**Dataset rows:**
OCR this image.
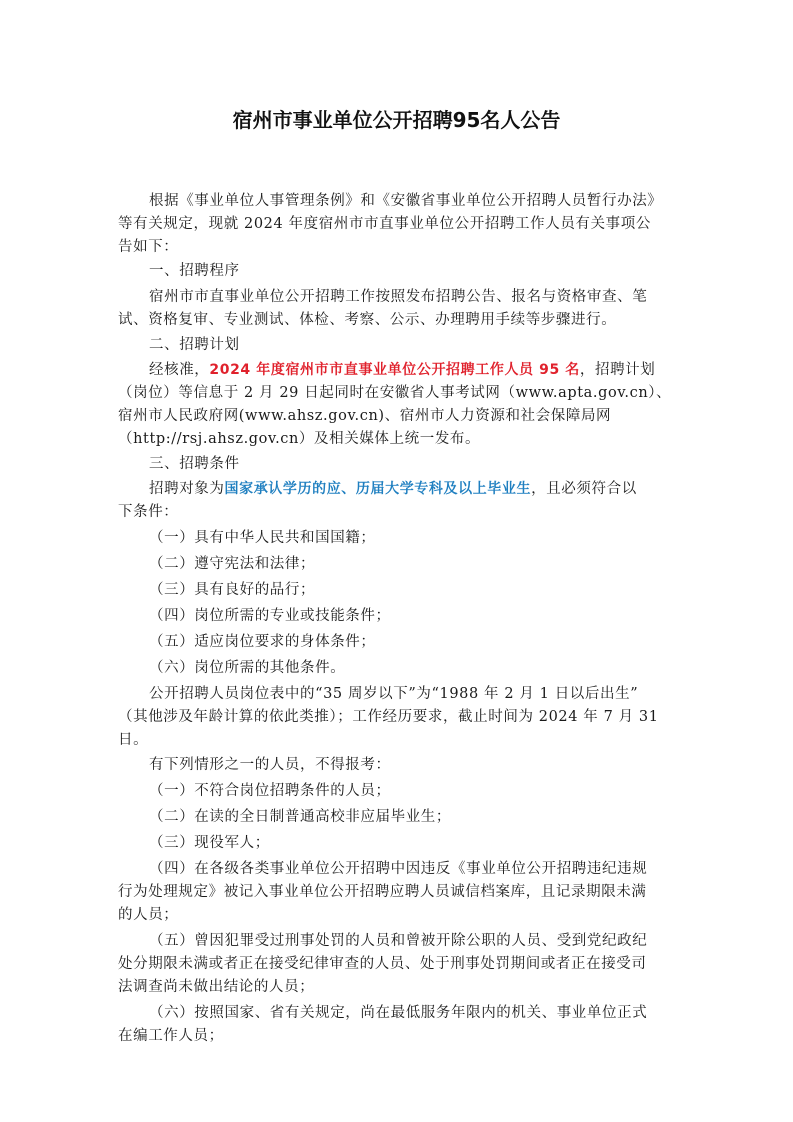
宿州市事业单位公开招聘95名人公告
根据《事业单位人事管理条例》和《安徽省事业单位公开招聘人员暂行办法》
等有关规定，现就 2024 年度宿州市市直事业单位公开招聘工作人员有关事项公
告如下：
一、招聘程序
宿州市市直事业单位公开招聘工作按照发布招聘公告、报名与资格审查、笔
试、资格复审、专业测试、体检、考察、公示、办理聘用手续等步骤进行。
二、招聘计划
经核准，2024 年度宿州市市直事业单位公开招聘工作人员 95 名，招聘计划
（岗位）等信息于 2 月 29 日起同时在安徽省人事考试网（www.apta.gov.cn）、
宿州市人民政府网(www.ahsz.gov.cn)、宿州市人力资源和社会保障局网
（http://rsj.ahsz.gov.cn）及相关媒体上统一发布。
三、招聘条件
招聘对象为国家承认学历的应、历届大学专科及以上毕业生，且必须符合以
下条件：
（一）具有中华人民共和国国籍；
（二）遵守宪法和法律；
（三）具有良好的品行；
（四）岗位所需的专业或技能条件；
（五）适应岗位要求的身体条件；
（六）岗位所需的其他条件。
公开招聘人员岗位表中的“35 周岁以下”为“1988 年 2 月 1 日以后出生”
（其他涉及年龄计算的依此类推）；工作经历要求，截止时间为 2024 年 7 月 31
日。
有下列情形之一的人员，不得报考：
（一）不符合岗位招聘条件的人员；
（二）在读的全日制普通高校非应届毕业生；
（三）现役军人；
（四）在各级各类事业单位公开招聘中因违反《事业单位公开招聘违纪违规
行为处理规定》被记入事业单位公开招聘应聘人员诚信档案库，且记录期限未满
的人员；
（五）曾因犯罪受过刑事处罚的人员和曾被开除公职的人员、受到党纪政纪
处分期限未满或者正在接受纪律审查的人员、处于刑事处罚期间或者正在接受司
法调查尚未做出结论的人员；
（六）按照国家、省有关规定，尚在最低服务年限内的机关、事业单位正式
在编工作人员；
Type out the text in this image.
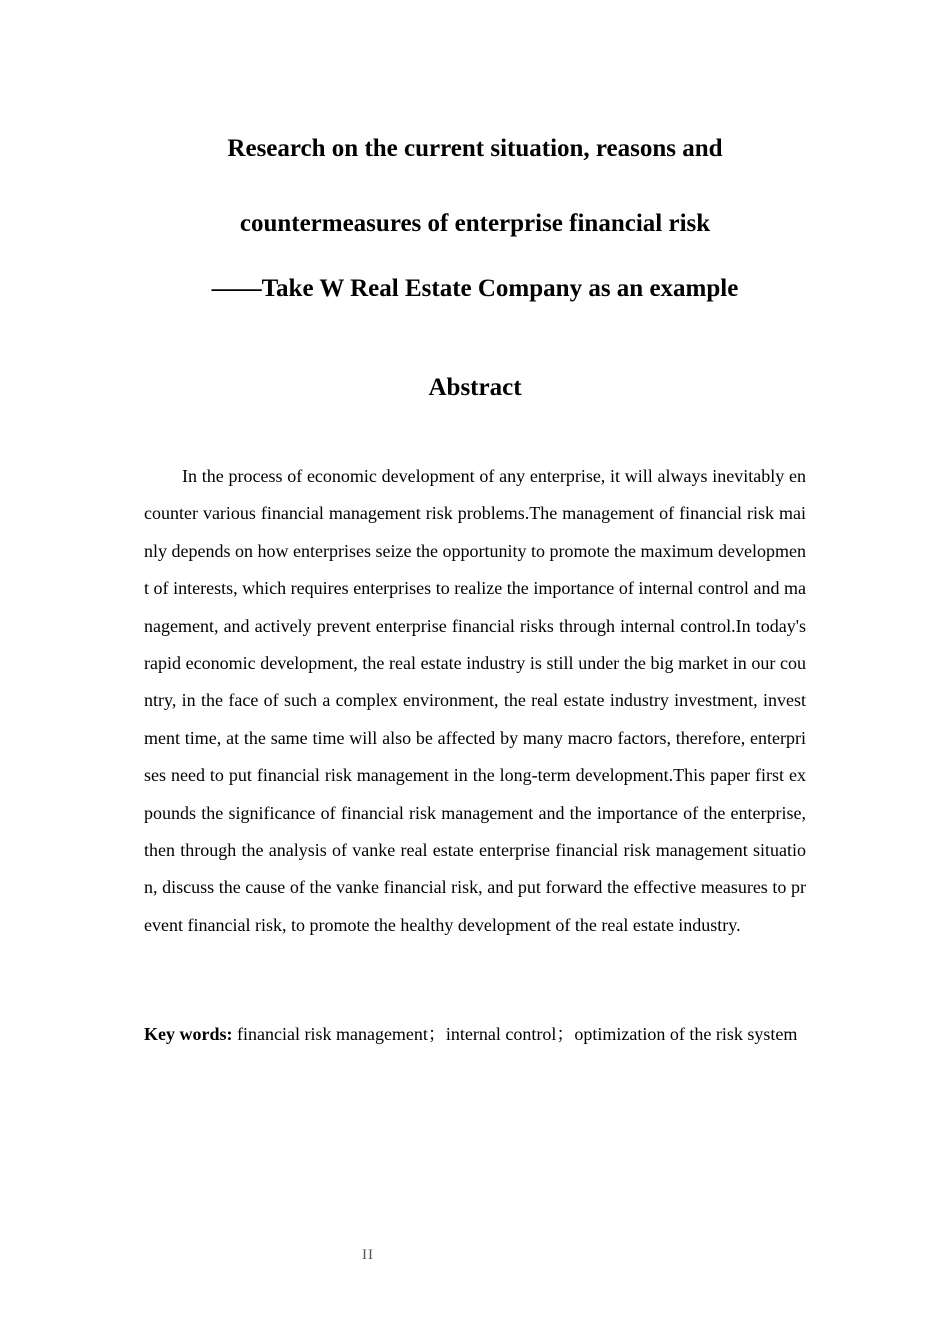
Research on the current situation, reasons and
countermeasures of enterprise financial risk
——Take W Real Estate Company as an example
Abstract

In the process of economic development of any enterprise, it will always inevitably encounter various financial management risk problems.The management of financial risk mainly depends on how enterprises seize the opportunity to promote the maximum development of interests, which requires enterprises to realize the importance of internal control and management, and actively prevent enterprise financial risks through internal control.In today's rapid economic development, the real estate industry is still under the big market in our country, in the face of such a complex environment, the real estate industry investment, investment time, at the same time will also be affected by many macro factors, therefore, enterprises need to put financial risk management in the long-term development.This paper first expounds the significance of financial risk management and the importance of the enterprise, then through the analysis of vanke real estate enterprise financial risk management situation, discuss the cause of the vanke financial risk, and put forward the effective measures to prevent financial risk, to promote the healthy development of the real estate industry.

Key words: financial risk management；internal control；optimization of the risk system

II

**STATED TASK:** Your task is to repeat the data above exactly while excluding the pictures.

**IN RESPONSE:**
OCR this image.
宿州市事业单位公开招聘95名人公告
根据《事业单位人事管理条例》和《安徽省事业单位公开招聘人员暂行办法》
等有关规定，现就 2024 年度宿州市市直事业单位公开招聘工作人员有关事项公
告如下：
一、招聘程序
宿州市市直事业单位公开招聘工作按照发布招聘公告、报名与资格审查、笔
试、资格复审、专业测试、体检、考察、公示、办理聘用手续等步骤进行。
二、招聘计划
经核准，2024 年度宿州市市直事业单位公开招聘工作人员 95 名，招聘计划
（岗位）等信息于 2 月 29 日起同时在安徽省人事考试网（www.apta.gov.cn）、
宿州市人民政府网(www.ahsz.gov.cn)、宿州市人力资源和社会保障局网
（http://rsj.ahsz.gov.cn）及相关媒体上统一发布。
三、招聘条件
招聘对象为国家承认学历的应、历届大学专科及以上毕业生，且必须符合以
下条件：
（一）具有中华人民共和国国籍；
（二）遵守宪法和法律；
（三）具有良好的品行；
（四）岗位所需的专业或技能条件；
（五）适应岗位要求的身体条件；
（六）岗位所需的其他条件。
公开招聘人员岗位表中的“35 周岁以下”为“1988 年 2 月 1 日以后出生”
（其他涉及年龄计算的依此类推）；工作经历要求，截止时间为 2024 年 7 月 31
日。
有下列情形之一的人员，不得报考：
（一）不符合岗位招聘条件的人员；
（二）在读的全日制普通高校非应届毕业生；
（三）现役军人；
（四）在各级各类事业单位公开招聘中因违反《事业单位公开招聘违纪违规
行为处理规定》被记入事业单位公开招聘应聘人员诚信档案库，且记录期限未满
的人员；
（五）曾因犯罪受过刑事处罚的人员和曾被开除公职的人员、受到党纪政纪
处分期限未满或者正在接受纪律审查的人员、处于刑事处罚期间或者正在接受司
法调查尚未做出结论的人员；
（六）按照国家、省有关规定，尚在最低服务年限内的机关、事业单位正式
在编工作人员；
Type out the text in this image.
Research on the current situation, reasons and
countermeasures of enterprise financial risk
——Take W Real Estate Company as an example
Abstract

In the process of economic development of any enterprise, it will always inevitably encounter various financial management risk problems.The management of financial risk mainly depends on how enterprises seize the opportunity to promote the maximum development of interests, which requires enterprises to realize the importance of internal control and management, and actively prevent enterprise financial risks through internal control.In today's rapid economic development, the real estate industry is still under the big market in our country, in the face of such a complex environment, the real estate industry investment, investment time, at the same time will also be affected by many macro factors, therefore, enterprises need to put financial risk management in the long-term development.This paper first expounds the significance of financial risk management and the importance of the enterprise, then through the analysis of vanke real estate enterprise financial risk management situation, discuss the cause of the vanke financial risk, and put forward the effective measures to prevent financial risk, to promote the healthy development of the real estate industry.

Key words: financial risk management；internal control；optimization of the risk system

II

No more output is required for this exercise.